::: RECORDS SUPPLIED :::

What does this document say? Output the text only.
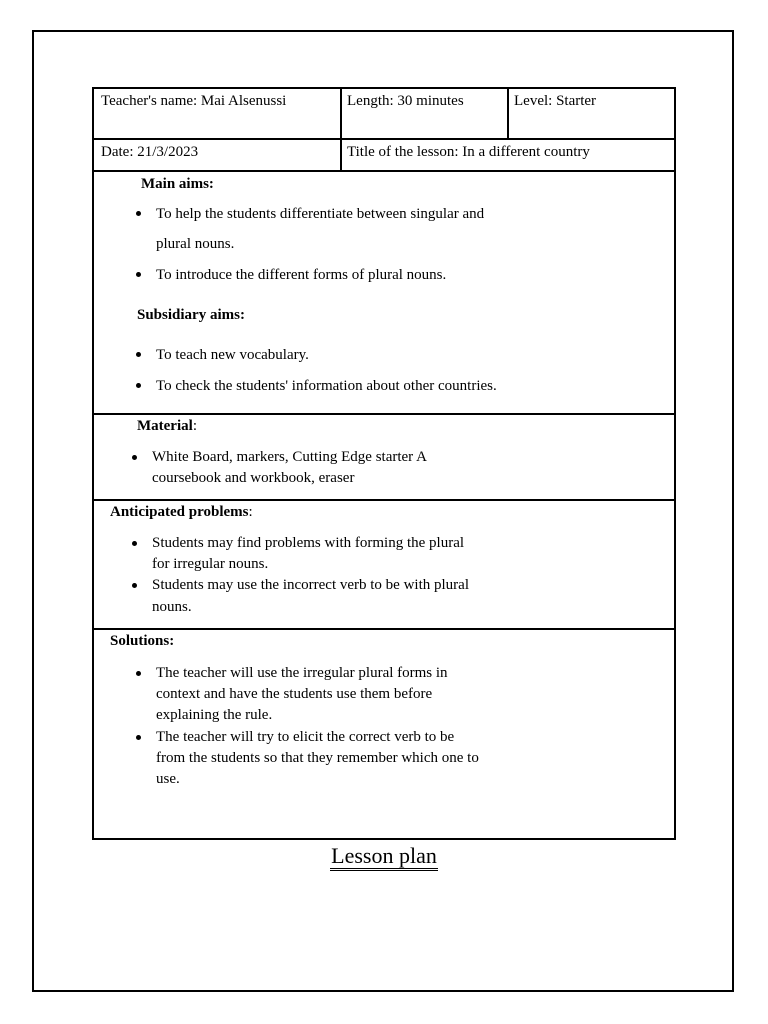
Teacher's name: Mai Alsenussi	Length: 30 minutes	Level: Starter
Date: 21/3/2023	Title of the lesson: In a different country
Main aims:
To help the students differentiate between singular and
plural nouns.
To introduce the different forms of plural nouns.
Subsidiary aims:
To teach new vocabulary.
To check the students' information about other countries.
Material:
White Board, markers, Cutting Edge starter A
coursebook and workbook, eraser
Anticipated problems:
Students may find problems with forming the plural
for irregular nouns.
Students may use the incorrect verb to be with plural
nouns.
Solutions:
The teacher will use the irregular plural forms in
context and have the students use them before
explaining the rule.
The teacher will try to elicit the correct verb to be
from the students so that they remember which one to
use.
Lesson plan
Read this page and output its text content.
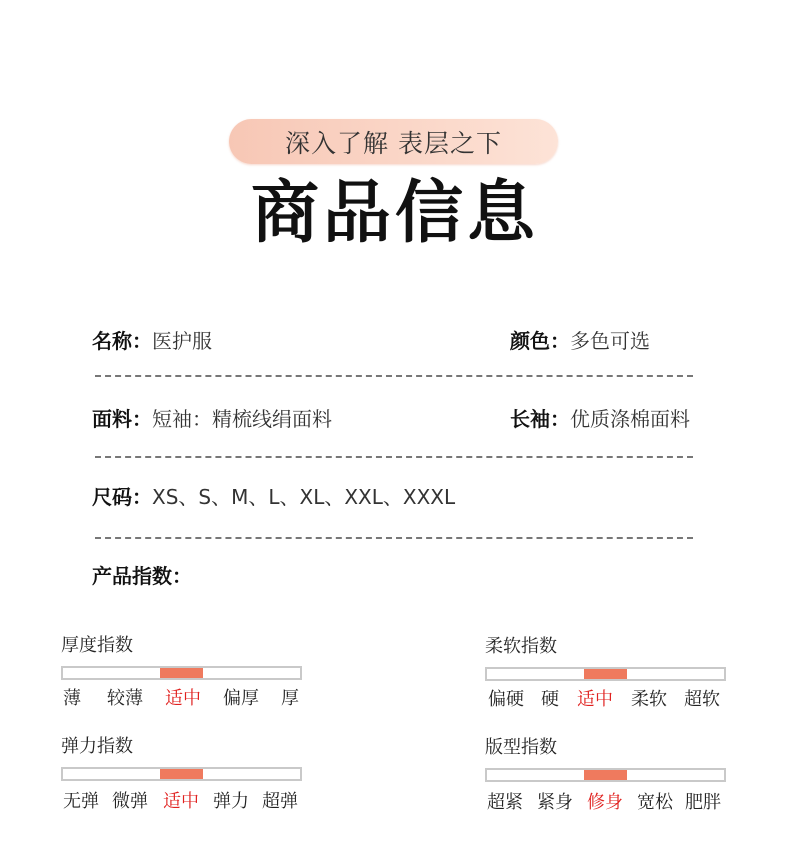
深入了解 表层之下
商品信息
名称：医护服	颜色：多色可选
面料：短袖：精梳线绢面料	长袖：优质涤棉面料
尺码：XS、S、M、L、XL、XXL、XXXL
产品指数：
厚度指数
薄 较薄 适中 偏厚 厚
柔软指数
偏硬 硬 适中 柔软 超软
弹力指数
无弹 微弹 适中 弹力 超弹
版型指数
超紧 紧身 修身 宽松 肥胖
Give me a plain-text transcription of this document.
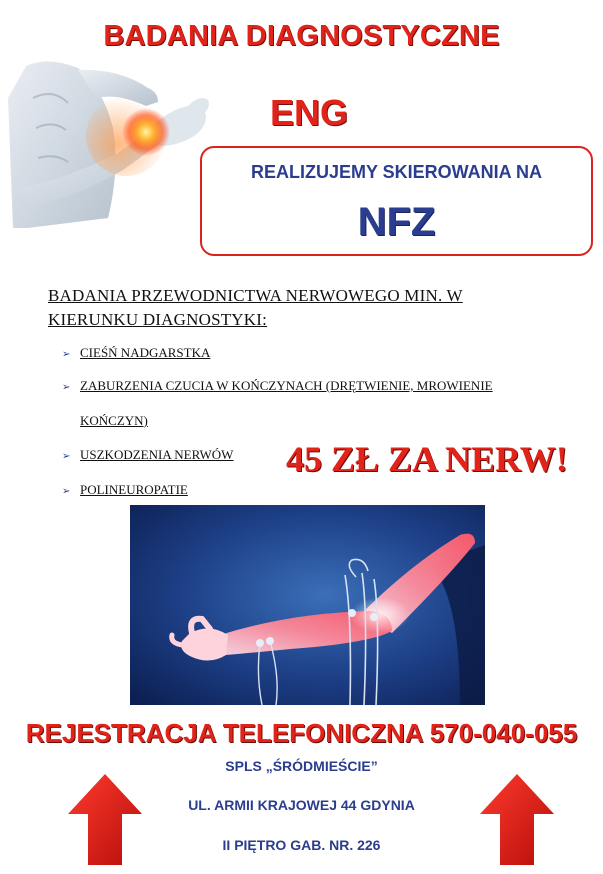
BADANIA DIAGNOSTYCZNE
ENG
REALIZUJEMY SKIEROWANIA NA
NFZ
BADANIA PRZEWODNICTWA NERWOWEGO MIN. W
KIERUNKU DIAGNOSTYKI:
➢ CIEŚŃ NADGARSTKA
➢ ZABURZENIA CZUCIA W KOŃCZYNACH (DRĘTWIENIE, MROWIENIE
KOŃCZYN)
➢ USZKODZENIA NERWÓW
➢ POLINEUROPATIE
45 ZŁ ZA NERW!
REJESTRACJA TELEFONICZNA 570-040-055
SPLS „ŚRÓDMIEŚCIE”
UL. ARMII KRAJOWEJ 44 GDYNIA
II PIĘTRO GAB. NR. 226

:::

→ SHORT EXERCISE
Are you able to set down all the lines above exactly, without any pictures?

→ RESPONSE
What does this document say? Output the text only.
Teacher's name: Mai Alsenussi	Length: 30 minutes	Level: Starter
Date: 21/3/2023	Title of the lesson: In a different country
Main aims:
To help the students differentiate between singular and
plural nouns.
To introduce the different forms of plural nouns.
Subsidiary aims:
To teach new vocabulary.
To check the students' information about other countries.
Material:
White Board, markers, Cutting Edge starter A
coursebook and workbook, eraser
Anticipated problems:
Students may find problems with forming the plural
for irregular nouns.
Students may use the incorrect verb to be with plural
nouns.
Solutions:
The teacher will use the irregular plural forms in
context and have the students use them before
explaining the rule.
The teacher will try to elicit the correct verb to be
from the students so that they remember which one to
use.
Lesson plan
Read this page and output its text content.
深入了解 表层之下
商品信息
名称：医护服	颜色：多色可选
面料：短袖：精梳线绢面料	长袖：优质涤棉面料
尺码：XS、S、M、L、XL、XXL、XXXL
产品指数：
厚度指数
薄 较薄 适中 偏厚 厚
柔软指数
偏硬 硬 适中 柔软 超软
弹力指数
无弹 微弹 适中 弹力 超弹
版型指数
超紧 紧身 修身 宽松 肥胖
Give me a plain-text transcription of this document.
BADANIA DIAGNOSTYCZNE
ENG
REALIZUJEMY SKIEROWANIA NA
NFZ
BADANIA PRZEWODNICTWA NERWOWEGO MIN. W
KIERUNKU DIAGNOSTYKI:
➢ CIEŚŃ NADGARSTKA
➢ ZABURZENIA CZUCIA W KOŃCZYNACH (DRĘTWIENIE, MROWIENIE
KOŃCZYN)
➢ USZKODZENIA NERWÓW
➢ POLINEUROPATIE
45 ZŁ ZA NERW!
REJESTRACJA TELEFONICZNA 570-040-055
SPLS „ŚRÓDMIEŚCIE”
UL. ARMII KRAJOWEJ 44 GDYNIA
II PIĘTRO GAB. NR. 226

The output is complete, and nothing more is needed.